» **STATED GOAL**: Extract, from the listing that follows, each line containing the word "abcdefghijklmnopqrstu".

» **LISTING**:
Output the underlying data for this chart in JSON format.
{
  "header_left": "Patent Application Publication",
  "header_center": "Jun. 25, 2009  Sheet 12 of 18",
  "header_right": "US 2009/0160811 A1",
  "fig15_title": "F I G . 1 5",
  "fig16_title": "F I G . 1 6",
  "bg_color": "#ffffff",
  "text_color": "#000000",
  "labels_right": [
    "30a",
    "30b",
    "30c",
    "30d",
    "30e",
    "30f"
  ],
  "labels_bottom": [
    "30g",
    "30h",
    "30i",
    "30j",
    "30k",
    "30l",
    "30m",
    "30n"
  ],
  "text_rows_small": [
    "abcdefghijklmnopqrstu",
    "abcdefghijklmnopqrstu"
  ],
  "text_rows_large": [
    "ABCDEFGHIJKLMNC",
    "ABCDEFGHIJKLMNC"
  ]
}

» **RESPONSE TO THIS EXERCISE**:
    "abcdefghijklmnopqrstu",
    "abcdefghijklmnopqrstu"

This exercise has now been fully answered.